- _Given exercise_: Read the listing below and copy out every line that holds "highlight".

— Begin —

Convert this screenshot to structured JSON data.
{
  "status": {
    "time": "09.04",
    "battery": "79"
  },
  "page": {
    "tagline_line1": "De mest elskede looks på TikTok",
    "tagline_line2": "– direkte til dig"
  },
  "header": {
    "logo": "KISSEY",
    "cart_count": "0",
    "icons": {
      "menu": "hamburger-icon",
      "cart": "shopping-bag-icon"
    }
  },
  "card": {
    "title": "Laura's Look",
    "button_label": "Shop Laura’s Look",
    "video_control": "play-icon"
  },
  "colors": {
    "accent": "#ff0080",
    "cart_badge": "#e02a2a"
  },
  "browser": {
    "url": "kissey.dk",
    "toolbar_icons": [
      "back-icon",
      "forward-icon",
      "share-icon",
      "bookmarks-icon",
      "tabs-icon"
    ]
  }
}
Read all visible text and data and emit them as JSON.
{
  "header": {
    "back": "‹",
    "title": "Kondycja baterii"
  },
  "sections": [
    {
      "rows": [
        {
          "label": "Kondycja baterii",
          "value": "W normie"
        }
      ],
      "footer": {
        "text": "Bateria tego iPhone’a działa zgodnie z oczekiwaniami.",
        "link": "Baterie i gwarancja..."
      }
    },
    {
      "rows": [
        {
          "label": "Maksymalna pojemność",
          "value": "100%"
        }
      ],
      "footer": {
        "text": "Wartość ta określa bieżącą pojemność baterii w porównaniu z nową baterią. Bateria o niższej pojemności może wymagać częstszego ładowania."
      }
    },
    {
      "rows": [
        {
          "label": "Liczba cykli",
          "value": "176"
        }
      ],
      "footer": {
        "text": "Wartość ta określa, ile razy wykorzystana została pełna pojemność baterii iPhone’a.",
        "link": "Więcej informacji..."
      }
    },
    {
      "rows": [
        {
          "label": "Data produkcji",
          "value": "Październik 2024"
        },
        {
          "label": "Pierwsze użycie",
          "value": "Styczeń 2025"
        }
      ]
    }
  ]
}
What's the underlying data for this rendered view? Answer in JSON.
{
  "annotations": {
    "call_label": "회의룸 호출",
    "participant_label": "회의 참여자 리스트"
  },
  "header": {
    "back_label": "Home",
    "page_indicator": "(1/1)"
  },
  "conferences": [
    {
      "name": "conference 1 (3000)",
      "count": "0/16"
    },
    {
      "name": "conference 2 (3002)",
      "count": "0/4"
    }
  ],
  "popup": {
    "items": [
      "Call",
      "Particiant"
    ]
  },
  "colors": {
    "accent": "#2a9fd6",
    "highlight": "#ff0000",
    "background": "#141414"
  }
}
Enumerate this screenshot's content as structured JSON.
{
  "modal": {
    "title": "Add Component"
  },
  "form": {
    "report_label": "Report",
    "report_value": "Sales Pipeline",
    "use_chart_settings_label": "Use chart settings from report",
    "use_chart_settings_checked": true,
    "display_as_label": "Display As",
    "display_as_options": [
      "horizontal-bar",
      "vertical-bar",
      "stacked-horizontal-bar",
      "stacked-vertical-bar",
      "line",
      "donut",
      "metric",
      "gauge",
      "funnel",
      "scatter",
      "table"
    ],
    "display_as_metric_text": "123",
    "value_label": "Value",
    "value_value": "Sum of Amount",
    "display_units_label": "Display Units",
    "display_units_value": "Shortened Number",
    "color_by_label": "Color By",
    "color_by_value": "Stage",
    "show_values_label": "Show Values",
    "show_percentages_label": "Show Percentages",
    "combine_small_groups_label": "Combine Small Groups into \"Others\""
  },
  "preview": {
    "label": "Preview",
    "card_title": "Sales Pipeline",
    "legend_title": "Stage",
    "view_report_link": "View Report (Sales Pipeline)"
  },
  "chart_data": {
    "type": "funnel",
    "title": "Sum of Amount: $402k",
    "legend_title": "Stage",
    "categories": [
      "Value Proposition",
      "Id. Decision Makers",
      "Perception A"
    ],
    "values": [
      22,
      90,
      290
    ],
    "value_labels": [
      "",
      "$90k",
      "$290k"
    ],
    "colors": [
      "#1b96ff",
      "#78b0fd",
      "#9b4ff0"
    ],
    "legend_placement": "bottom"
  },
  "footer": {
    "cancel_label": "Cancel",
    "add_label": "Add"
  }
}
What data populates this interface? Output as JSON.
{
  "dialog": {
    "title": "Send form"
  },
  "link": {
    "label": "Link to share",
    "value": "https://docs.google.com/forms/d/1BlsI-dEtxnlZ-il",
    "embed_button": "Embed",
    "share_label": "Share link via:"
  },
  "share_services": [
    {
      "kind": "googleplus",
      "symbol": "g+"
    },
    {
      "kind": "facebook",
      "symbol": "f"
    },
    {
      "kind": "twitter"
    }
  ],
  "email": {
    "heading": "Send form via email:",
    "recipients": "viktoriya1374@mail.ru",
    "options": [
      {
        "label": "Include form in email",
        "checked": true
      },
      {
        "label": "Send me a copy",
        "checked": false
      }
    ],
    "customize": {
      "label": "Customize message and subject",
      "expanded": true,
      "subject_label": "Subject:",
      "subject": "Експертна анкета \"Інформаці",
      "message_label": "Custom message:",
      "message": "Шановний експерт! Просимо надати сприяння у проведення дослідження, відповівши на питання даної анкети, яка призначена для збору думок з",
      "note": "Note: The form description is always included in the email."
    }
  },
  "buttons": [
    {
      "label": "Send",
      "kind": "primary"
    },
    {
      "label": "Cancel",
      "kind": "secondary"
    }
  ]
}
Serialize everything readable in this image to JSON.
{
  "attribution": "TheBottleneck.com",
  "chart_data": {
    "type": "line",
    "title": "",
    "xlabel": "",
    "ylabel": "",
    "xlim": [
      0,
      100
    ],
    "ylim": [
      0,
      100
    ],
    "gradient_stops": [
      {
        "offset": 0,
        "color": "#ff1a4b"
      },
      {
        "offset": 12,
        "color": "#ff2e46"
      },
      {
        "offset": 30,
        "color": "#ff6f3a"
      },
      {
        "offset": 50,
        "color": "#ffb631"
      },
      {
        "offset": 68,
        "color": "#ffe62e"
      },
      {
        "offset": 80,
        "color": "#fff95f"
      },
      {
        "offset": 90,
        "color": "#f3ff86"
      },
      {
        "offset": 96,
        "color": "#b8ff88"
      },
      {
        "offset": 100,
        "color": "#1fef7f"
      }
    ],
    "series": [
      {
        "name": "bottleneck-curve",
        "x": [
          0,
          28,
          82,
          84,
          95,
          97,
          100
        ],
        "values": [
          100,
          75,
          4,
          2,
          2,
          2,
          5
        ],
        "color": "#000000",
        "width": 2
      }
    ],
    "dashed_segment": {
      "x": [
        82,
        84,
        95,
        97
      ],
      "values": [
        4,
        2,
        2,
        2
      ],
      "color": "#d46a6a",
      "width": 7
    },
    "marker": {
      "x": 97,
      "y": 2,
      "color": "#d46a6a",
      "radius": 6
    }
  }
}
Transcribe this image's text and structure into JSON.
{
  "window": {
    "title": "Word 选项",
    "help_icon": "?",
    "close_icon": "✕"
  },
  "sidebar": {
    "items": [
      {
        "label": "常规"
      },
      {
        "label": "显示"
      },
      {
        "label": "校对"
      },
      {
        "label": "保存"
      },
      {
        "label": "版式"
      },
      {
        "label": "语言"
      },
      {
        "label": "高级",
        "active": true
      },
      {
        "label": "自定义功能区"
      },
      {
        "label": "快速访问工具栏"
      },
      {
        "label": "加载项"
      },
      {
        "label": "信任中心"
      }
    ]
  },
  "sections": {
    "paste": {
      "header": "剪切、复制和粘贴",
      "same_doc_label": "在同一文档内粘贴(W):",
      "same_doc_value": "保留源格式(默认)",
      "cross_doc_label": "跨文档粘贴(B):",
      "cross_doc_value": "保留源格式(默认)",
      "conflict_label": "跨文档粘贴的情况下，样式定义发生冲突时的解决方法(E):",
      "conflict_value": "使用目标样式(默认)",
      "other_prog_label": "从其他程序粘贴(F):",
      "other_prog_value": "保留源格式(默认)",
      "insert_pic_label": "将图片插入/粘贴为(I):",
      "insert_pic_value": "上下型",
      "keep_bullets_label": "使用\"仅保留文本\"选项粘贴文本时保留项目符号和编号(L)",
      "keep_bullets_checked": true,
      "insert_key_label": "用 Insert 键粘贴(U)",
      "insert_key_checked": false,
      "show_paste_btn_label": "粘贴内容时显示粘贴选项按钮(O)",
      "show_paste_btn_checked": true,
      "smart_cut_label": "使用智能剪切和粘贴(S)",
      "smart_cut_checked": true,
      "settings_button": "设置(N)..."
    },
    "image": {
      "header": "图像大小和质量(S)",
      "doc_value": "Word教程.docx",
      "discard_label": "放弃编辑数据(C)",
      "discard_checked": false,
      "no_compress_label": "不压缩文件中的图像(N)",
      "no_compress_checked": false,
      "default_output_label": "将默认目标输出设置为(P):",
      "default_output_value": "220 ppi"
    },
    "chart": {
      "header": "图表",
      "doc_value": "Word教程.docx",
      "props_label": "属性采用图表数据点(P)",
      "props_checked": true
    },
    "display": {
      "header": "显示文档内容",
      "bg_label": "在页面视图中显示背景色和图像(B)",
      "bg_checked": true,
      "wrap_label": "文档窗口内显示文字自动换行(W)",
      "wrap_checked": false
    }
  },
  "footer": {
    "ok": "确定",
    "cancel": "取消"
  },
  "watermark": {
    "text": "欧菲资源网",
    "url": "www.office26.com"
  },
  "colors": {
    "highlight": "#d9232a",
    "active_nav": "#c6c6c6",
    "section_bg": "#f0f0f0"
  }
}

— End —

- _Full response_:
    "highlight": "#ff0000",
    "highlight": "#d9232a",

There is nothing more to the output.